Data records

------------------------------------

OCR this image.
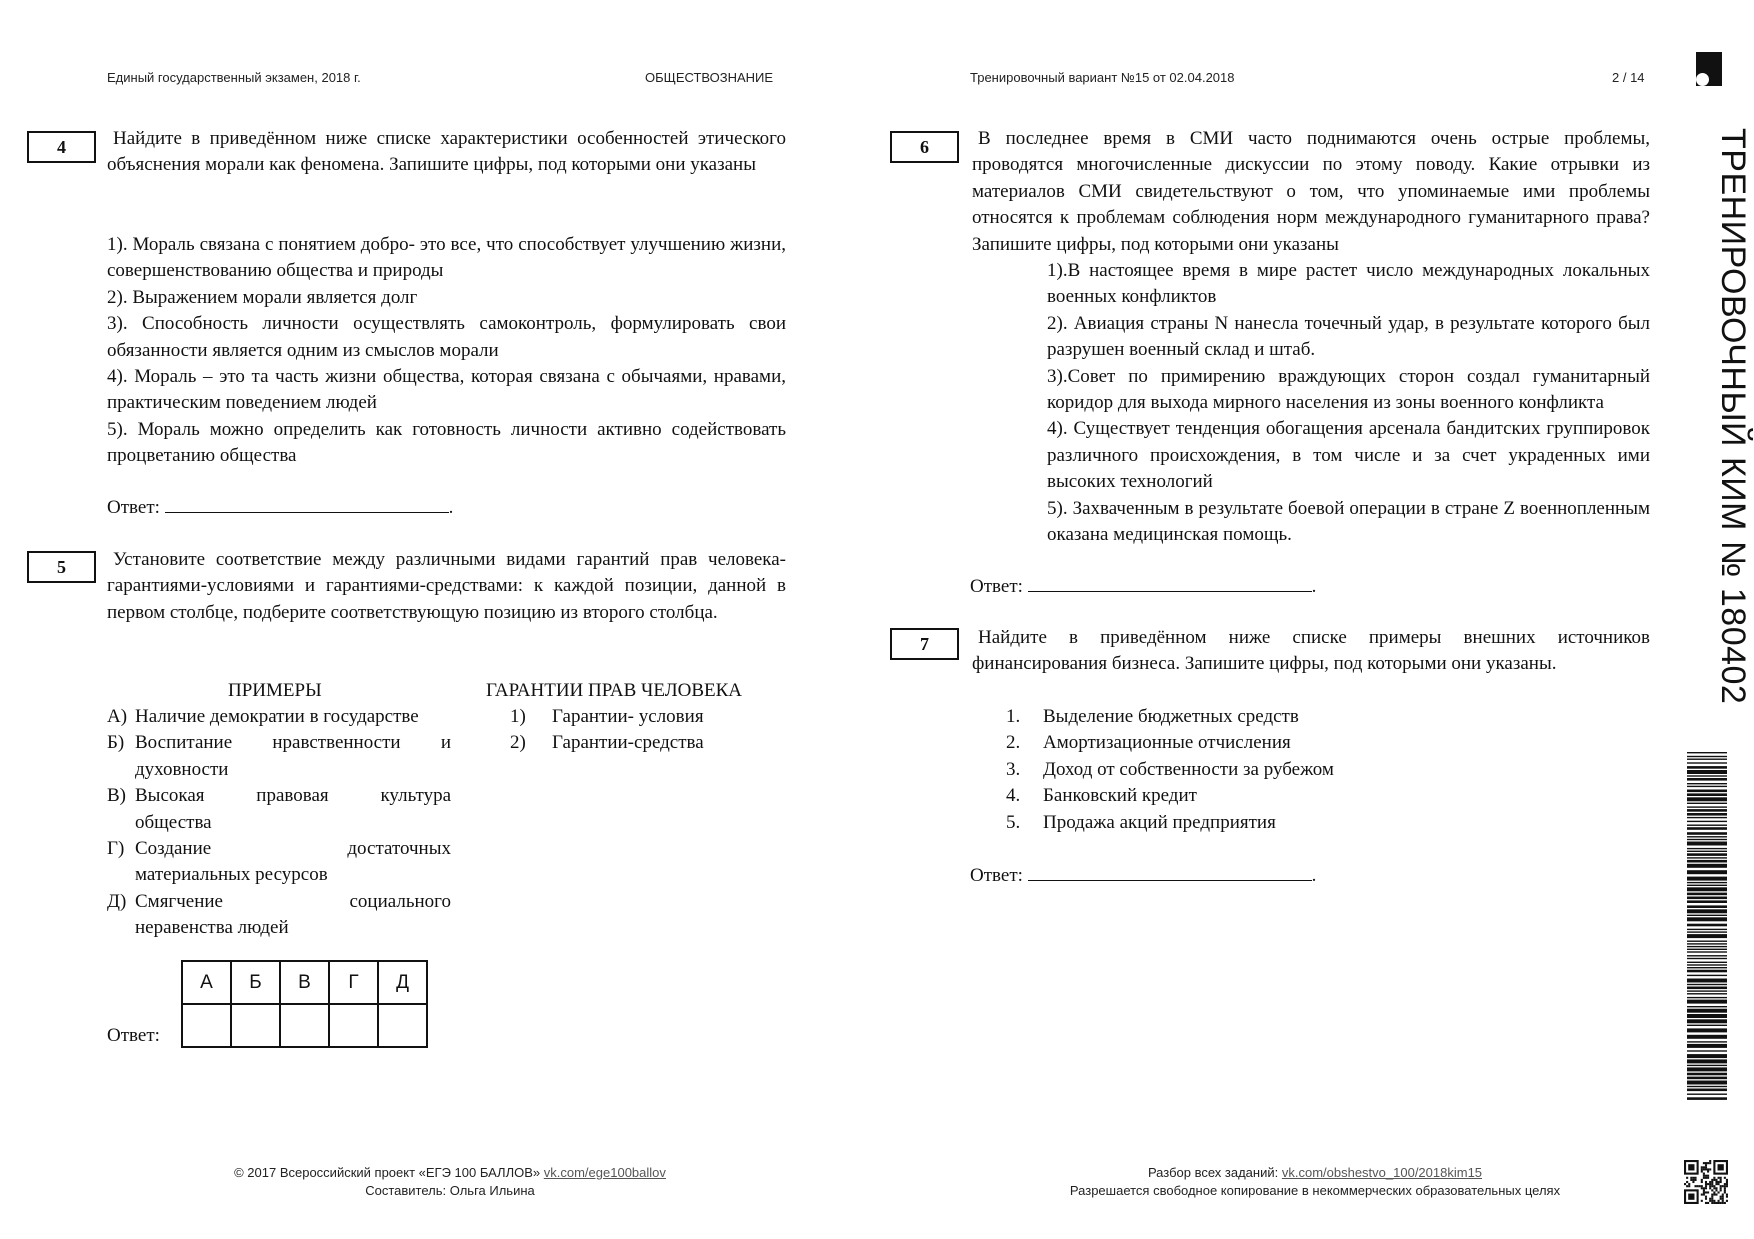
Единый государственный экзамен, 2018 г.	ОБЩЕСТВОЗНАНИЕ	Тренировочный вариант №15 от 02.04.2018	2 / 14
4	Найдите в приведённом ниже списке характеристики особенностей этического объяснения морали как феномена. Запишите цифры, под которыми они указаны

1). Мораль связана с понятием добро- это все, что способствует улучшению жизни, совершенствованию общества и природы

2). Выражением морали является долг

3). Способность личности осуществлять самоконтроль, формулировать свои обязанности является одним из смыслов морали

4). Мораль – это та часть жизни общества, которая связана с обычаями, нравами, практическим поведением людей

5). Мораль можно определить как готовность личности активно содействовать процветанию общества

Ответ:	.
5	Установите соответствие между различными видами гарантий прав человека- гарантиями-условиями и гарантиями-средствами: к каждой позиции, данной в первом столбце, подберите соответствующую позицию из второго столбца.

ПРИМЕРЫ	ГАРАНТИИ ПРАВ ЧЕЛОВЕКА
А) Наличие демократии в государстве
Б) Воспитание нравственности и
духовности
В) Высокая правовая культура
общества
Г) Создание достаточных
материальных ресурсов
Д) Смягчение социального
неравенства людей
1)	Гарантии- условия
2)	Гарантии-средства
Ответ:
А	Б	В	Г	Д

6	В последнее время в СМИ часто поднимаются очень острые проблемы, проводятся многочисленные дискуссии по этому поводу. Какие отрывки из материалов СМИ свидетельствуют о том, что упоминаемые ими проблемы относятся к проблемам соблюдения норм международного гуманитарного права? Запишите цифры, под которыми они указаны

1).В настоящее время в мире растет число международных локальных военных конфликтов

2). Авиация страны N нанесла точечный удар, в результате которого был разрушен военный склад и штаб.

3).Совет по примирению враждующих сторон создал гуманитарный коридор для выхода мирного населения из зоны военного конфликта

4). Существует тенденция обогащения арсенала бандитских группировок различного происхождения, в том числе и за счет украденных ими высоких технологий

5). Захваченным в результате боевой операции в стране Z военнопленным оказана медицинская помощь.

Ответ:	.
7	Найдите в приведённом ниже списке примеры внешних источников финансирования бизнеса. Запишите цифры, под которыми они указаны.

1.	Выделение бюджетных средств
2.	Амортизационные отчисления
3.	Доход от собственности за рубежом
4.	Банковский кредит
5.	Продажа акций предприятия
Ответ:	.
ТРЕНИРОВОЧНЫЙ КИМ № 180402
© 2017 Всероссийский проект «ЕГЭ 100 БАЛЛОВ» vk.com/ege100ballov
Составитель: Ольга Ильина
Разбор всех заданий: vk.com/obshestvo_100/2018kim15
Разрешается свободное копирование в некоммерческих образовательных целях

------------------------------------

» **Problem requirements**:
In this exercise, set down all of the data exactly, without the pictures.

» **Task response**:
OCR this image.
Единый государственный экзамен, 2018 г.	ОБЩЕСТВОЗНАНИЕ	Тренировочный вариант №15 от 02.04.2018	2 / 14
4	Найдите в приведённом ниже списке характеристики особенностей этического объяснения морали как феномена. Запишите цифры, под которыми они указаны

1). Мораль связана с понятием добро- это все, что способствует улучшению жизни, совершенствованию общества и природы

2). Выражением морали является долг

3). Способность личности осуществлять самоконтроль, формулировать свои обязанности является одним из смыслов морали

4). Мораль – это та часть жизни общества, которая связана с обычаями, нравами, практическим поведением людей

5). Мораль можно определить как готовность личности активно содействовать процветанию общества

Ответ:	.
5	Установите соответствие между различными видами гарантий прав человека- гарантиями-условиями и гарантиями-средствами: к каждой позиции, данной в первом столбце, подберите соответствующую позицию из второго столбца.

ПРИМЕРЫ	ГАРАНТИИ ПРАВ ЧЕЛОВЕКА
А) Наличие демократии в государстве
Б) Воспитание нравственности и
духовности
В) Высокая правовая культура
общества
Г) Создание достаточных
материальных ресурсов
Д) Смягчение социального
неравенства людей
1)	Гарантии- условия
2)	Гарантии-средства
Ответ:
А	Б	В	Г	Д

6	В последнее время в СМИ часто поднимаются очень острые проблемы, проводятся многочисленные дискуссии по этому поводу. Какие отрывки из материалов СМИ свидетельствуют о том, что упоминаемые ими проблемы относятся к проблемам соблюдения норм международного гуманитарного права? Запишите цифры, под которыми они указаны

1).В настоящее время в мире растет число международных локальных военных конфликтов

2). Авиация страны N нанесла точечный удар, в результате которого был разрушен военный склад и штаб.

3).Совет по примирению враждующих сторон создал гуманитарный коридор для выхода мирного населения из зоны военного конфликта

4). Существует тенденция обогащения арсенала бандитских группировок различного происхождения, в том числе и за счет украденных ими высоких технологий

5). Захваченным в результате боевой операции в стране Z военнопленным оказана медицинская помощь.

Ответ:	.
7	Найдите в приведённом ниже списке примеры внешних источников финансирования бизнеса. Запишите цифры, под которыми они указаны.

1.	Выделение бюджетных средств
2.	Амортизационные отчисления
3.	Доход от собственности за рубежом
4.	Банковский кредит
5.	Продажа акций предприятия
Ответ:	.
ТРЕНИРОВОЧНЫЙ КИМ № 180402
© 2017 Всероссийский проект «ЕГЭ 100 БАЛЛОВ» vk.com/ege100ballov
Составитель: Ольга Ильина
Разбор всех заданий: vk.com/obshestvo_100/2018kim15
Разрешается свободное копирование в некоммерческих образовательных целях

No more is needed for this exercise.